__Task objective__. Extract each line from the entries below that has the string "Party" in it.

- - - -

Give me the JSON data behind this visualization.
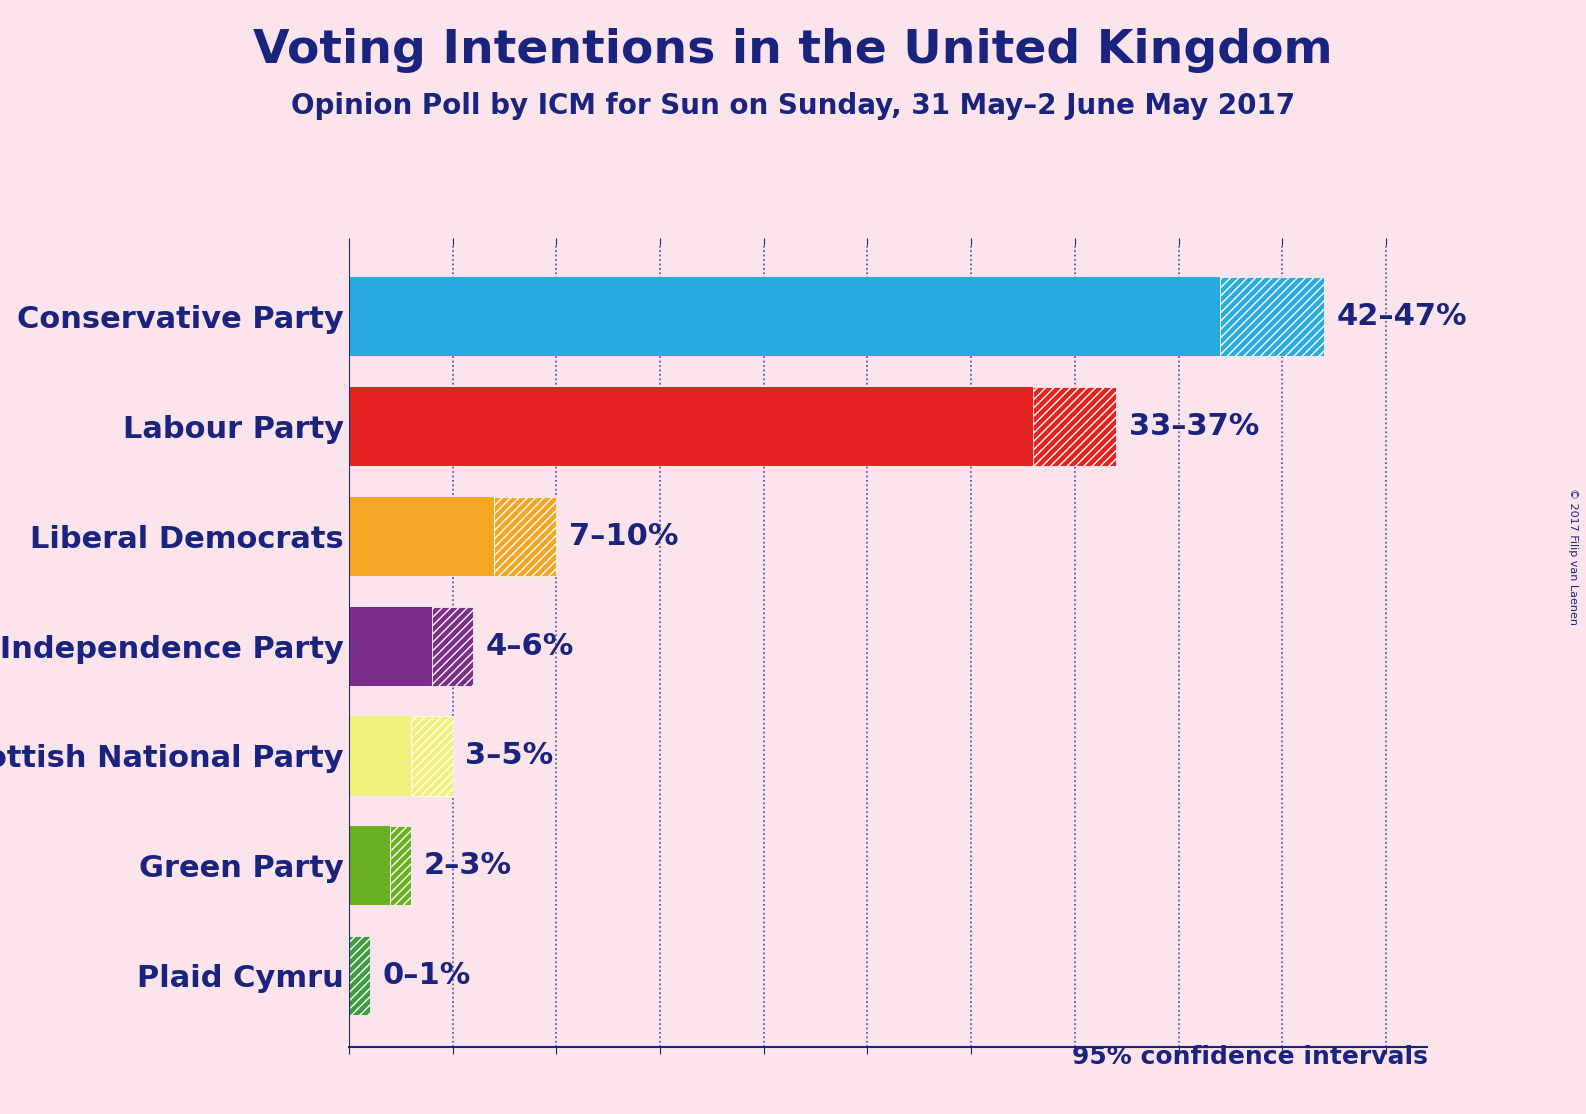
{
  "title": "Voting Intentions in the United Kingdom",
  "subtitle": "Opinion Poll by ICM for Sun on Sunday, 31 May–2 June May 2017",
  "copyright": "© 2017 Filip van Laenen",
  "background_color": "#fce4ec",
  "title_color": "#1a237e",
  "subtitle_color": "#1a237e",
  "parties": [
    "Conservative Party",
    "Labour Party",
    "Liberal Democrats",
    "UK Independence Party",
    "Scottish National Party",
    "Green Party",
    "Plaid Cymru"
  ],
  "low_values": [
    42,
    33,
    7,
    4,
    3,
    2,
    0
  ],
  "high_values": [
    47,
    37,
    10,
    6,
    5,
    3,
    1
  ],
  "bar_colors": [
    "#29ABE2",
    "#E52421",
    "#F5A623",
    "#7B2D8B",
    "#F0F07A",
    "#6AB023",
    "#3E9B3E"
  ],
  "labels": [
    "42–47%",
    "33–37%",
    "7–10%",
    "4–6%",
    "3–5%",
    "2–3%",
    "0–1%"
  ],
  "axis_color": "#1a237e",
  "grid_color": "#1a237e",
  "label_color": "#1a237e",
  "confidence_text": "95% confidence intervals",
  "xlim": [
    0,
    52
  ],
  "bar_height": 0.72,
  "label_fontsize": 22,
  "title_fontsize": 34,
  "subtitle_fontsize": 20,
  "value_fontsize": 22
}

- - - -

__Written answer__.
    "Conservative Party",
    "Labour Party",
    "UK Independence Party",
    "Scottish National Party",
    "Green Party",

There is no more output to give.